The problem:
All lines below must be repeated exactly, with the pictures omitted.

Material for the task:
-- -- --
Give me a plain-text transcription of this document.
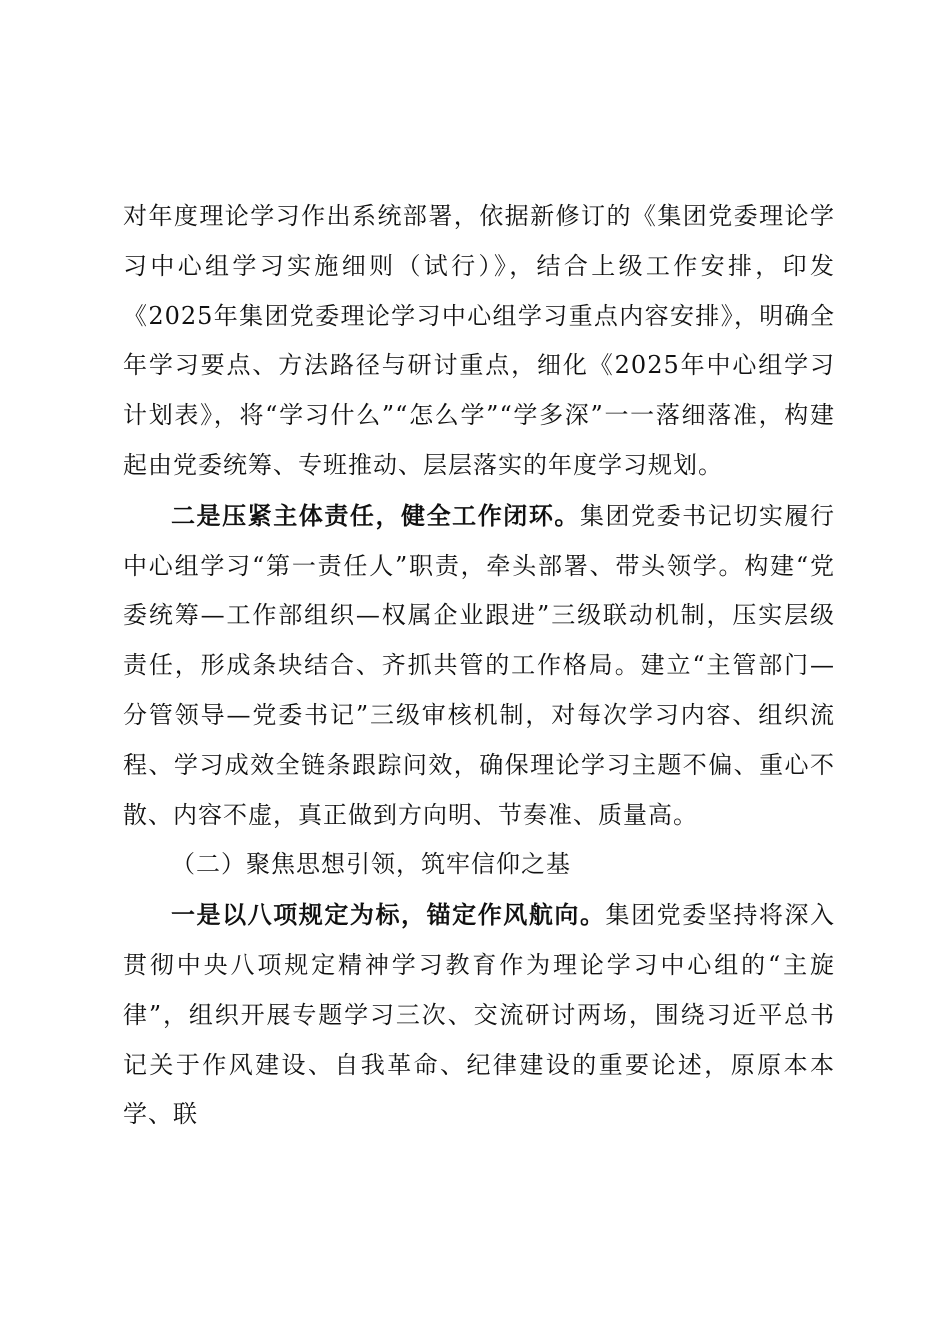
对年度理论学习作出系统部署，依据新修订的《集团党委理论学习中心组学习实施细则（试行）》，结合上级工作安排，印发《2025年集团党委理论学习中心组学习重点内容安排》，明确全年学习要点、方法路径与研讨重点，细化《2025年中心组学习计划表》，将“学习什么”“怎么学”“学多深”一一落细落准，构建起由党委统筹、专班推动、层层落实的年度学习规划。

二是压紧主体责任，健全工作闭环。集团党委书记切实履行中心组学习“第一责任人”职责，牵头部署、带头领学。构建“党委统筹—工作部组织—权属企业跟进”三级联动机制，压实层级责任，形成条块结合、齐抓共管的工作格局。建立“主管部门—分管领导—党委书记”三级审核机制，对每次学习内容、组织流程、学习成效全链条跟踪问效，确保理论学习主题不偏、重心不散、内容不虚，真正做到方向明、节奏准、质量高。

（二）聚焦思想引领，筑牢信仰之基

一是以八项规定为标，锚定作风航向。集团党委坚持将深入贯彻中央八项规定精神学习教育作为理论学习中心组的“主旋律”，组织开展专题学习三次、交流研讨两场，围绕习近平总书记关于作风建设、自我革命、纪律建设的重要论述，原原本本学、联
-- -- --
Solution for this problem:
Give me a plain-text transcription of this document.
对年度理论学习作出系统部署，依据新修订的《集团党委理论学习中心组学习实施细则（试行）》，结合上级工作安排，印发《2025年集团党委理论学习中心组学习重点内容安排》，明确全年学习要点、方法路径与研讨重点，细化《2025年中心组学习计划表》，将“学习什么”“怎么学”“学多深”一一落细落准，构建起由党委统筹、专班推动、层层落实的年度学习规划。

二是压紧主体责任，健全工作闭环。集团党委书记切实履行中心组学习“第一责任人”职责，牵头部署、带头领学。构建“党委统筹—工作部组织—权属企业跟进”三级联动机制，压实层级责任，形成条块结合、齐抓共管的工作格局。建立“主管部门—分管领导—党委书记”三级审核机制，对每次学习内容、组织流程、学习成效全链条跟踪问效，确保理论学习主题不偏、重心不散、内容不虚，真正做到方向明、节奏准、质量高。

（二）聚焦思想引领，筑牢信仰之基

一是以八项规定为标，锚定作风航向。集团党委坚持将深入贯彻中央八项规定精神学习教育作为理论学习中心组的“主旋律”，组织开展专题学习三次、交流研讨两场，围绕习近平总书记关于作风建设、自我革命、纪律建设的重要论述，原原本本学、联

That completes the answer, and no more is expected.